### To be done
Pull out every line with the word "Count".

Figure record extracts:
____

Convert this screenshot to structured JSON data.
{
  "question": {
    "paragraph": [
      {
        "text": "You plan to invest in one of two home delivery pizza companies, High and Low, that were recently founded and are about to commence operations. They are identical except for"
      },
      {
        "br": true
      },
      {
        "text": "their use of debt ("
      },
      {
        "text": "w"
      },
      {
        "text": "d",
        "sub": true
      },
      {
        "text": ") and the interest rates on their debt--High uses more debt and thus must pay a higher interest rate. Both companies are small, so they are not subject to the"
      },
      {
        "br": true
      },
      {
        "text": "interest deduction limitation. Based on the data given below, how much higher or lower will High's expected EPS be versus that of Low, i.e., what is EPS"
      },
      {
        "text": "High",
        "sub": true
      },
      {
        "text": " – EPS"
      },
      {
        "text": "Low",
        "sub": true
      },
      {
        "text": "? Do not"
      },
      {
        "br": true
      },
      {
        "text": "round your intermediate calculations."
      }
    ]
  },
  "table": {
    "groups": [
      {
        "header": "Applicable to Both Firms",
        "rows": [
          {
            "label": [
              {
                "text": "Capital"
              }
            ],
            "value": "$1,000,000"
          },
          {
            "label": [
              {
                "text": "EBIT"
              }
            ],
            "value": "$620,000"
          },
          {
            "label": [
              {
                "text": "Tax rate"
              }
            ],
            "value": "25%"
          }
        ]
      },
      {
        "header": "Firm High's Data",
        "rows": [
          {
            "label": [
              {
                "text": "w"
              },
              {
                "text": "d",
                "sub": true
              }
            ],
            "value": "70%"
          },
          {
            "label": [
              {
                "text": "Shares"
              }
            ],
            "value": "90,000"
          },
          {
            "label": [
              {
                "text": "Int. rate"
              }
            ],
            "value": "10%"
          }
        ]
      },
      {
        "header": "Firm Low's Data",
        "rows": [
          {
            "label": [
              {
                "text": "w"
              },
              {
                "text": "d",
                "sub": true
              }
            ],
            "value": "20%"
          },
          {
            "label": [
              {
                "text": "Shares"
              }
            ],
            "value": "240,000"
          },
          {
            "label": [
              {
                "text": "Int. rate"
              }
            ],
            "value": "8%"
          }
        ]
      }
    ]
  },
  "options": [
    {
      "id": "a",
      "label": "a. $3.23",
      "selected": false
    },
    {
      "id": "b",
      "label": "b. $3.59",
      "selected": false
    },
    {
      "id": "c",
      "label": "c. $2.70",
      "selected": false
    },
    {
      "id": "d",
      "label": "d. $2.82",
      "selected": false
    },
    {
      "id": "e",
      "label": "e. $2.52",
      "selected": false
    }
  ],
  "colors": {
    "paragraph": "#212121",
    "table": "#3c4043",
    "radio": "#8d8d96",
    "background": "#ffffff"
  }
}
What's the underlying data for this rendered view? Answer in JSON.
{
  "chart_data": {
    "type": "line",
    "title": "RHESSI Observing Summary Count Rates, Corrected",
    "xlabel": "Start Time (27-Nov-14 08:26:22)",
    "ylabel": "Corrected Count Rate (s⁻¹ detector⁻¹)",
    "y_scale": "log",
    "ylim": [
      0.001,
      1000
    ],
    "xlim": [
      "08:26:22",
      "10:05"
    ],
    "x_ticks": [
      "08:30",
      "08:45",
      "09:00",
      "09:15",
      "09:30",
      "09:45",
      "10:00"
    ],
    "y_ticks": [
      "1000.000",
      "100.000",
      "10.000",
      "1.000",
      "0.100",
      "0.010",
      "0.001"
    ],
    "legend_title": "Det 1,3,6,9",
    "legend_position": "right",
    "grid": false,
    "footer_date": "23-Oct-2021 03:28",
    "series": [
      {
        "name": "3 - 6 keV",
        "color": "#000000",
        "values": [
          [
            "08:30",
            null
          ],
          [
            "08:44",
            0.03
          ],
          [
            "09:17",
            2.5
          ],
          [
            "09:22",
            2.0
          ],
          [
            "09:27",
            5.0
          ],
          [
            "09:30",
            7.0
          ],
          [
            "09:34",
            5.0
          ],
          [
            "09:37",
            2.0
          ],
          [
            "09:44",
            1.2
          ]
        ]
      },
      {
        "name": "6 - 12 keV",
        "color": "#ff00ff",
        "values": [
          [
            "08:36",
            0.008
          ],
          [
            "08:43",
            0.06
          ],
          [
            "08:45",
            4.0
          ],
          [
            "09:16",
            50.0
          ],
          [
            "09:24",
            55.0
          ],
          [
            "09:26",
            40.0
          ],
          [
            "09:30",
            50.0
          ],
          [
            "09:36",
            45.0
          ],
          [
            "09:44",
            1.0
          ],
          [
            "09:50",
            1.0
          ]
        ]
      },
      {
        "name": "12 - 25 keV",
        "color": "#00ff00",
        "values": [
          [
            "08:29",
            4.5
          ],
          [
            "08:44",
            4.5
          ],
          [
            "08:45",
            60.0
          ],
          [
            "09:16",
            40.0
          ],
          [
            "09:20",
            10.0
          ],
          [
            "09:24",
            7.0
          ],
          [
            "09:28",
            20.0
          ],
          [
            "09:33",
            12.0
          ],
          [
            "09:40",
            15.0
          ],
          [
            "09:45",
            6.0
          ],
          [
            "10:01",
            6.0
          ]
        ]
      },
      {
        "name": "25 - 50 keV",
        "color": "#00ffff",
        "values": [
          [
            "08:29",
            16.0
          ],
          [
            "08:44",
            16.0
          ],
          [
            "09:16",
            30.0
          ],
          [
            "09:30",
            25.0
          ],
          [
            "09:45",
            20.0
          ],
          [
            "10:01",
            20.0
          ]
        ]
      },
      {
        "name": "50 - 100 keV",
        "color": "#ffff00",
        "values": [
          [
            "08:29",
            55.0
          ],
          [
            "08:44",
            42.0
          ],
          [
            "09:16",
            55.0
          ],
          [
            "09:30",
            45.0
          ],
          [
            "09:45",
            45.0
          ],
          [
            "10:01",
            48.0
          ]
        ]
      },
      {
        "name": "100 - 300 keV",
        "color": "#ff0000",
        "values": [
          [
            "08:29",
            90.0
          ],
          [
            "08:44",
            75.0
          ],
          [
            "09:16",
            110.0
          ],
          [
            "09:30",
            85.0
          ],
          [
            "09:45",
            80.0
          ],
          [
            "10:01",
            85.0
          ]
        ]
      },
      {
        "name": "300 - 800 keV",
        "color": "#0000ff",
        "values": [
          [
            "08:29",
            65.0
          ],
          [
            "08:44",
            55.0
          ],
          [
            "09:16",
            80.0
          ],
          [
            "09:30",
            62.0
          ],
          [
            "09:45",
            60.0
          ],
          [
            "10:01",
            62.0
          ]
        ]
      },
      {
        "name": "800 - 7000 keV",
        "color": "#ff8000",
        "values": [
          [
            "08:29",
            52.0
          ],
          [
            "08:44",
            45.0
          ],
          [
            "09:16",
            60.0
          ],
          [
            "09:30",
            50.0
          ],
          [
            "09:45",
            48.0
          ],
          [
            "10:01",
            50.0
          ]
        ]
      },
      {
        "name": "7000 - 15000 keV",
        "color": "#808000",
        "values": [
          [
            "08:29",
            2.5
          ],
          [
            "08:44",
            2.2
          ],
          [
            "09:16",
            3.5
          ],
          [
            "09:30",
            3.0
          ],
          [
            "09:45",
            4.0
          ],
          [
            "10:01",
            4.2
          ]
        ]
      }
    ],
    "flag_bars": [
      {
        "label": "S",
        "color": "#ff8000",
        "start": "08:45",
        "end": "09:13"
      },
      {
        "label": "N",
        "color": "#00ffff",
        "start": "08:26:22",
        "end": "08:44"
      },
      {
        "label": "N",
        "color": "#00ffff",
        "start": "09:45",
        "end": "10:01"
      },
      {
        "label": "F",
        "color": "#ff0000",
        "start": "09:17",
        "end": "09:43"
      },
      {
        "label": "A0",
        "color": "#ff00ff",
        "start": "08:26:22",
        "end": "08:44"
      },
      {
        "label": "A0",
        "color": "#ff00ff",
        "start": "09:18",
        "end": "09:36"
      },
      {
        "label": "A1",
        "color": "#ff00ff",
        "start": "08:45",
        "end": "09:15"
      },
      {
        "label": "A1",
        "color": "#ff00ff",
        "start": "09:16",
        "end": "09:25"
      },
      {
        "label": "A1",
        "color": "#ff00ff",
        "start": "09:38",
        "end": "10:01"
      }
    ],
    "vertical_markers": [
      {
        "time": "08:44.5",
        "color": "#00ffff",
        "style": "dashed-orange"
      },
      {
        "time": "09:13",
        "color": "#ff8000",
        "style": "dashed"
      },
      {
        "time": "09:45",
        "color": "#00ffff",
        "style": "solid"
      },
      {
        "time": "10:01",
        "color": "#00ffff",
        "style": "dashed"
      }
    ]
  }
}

____

### Right answer
    "title": "RHESSI Observing Summary Count Rates, Corrected",
    "ylabel": "Corrected Count Rate (s⁻¹ detector⁻¹)",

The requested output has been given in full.